**Set task:**
Using the listing below, extract each line that has the word "把令人精疲力盡的高敏感性格" in it.

↓↓↓

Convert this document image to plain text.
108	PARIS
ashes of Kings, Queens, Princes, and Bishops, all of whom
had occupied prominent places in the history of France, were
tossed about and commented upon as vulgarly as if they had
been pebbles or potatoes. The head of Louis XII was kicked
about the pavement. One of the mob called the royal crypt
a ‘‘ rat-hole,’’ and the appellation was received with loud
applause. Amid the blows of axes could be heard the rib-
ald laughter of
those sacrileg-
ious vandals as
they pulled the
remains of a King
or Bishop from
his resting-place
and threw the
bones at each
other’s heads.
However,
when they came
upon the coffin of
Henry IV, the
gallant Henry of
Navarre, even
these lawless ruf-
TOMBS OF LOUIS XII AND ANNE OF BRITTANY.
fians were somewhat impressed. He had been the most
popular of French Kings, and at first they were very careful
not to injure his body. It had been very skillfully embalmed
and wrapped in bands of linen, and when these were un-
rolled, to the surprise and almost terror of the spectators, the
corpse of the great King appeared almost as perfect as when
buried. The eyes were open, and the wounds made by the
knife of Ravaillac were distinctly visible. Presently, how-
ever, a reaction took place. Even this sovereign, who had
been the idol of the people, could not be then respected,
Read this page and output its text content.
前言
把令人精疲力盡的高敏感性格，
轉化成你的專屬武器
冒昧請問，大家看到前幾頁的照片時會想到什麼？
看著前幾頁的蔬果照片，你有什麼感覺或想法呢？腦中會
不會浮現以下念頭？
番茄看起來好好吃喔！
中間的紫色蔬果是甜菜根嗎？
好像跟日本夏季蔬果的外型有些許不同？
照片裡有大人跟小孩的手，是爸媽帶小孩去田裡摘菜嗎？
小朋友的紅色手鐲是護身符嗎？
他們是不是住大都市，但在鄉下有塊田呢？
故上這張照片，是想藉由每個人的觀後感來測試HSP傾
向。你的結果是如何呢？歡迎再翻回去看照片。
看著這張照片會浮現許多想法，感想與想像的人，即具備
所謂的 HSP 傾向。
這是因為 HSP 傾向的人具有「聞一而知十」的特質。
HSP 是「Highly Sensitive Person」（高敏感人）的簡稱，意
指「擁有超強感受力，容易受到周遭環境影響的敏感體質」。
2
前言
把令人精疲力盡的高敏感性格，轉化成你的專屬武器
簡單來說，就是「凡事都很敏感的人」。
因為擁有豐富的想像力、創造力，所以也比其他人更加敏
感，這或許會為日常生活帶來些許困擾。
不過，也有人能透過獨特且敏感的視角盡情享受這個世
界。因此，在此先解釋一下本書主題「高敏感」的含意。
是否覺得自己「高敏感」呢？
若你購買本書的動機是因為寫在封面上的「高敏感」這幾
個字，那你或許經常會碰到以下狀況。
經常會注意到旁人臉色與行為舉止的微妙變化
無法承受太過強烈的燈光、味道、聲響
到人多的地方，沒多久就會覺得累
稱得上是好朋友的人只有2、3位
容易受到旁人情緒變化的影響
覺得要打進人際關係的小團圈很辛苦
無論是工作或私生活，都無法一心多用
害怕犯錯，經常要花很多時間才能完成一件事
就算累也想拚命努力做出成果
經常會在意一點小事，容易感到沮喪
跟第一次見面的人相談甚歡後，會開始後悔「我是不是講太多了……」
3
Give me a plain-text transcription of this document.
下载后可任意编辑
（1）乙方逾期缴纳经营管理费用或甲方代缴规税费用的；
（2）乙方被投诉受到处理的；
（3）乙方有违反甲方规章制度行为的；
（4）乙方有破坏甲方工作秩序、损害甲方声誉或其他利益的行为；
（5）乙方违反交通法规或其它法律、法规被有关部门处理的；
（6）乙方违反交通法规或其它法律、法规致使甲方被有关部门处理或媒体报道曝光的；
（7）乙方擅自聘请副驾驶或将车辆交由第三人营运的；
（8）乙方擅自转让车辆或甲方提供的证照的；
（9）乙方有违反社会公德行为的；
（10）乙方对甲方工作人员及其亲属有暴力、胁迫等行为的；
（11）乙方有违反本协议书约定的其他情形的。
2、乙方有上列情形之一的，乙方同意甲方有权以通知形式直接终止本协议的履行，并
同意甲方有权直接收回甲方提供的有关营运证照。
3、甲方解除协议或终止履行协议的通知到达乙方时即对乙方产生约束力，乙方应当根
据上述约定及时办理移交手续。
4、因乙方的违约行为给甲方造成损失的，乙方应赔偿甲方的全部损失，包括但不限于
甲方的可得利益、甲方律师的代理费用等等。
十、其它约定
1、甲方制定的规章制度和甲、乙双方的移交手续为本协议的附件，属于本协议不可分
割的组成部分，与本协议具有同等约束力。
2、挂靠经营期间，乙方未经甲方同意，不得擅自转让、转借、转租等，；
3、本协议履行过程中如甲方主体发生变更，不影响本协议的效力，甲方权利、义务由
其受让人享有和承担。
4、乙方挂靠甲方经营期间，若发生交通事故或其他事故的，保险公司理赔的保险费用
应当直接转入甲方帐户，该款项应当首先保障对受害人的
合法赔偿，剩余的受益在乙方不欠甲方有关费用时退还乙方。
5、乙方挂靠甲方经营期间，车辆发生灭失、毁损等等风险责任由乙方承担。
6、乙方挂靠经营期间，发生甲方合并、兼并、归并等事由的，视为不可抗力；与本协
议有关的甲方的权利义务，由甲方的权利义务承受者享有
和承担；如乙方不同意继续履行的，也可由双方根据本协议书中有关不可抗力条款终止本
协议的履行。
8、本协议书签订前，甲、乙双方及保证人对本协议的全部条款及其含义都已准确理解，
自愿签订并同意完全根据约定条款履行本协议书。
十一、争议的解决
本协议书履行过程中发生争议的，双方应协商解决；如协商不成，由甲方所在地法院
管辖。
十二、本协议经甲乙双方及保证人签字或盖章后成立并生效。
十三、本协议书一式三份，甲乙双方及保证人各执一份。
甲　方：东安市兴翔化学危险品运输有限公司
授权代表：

↑↑↑

**Result for this exercise:**
把令人精疲力盡的高敏感性格，
把令人精疲力盡的高敏感性格，轉化成你的專屬武器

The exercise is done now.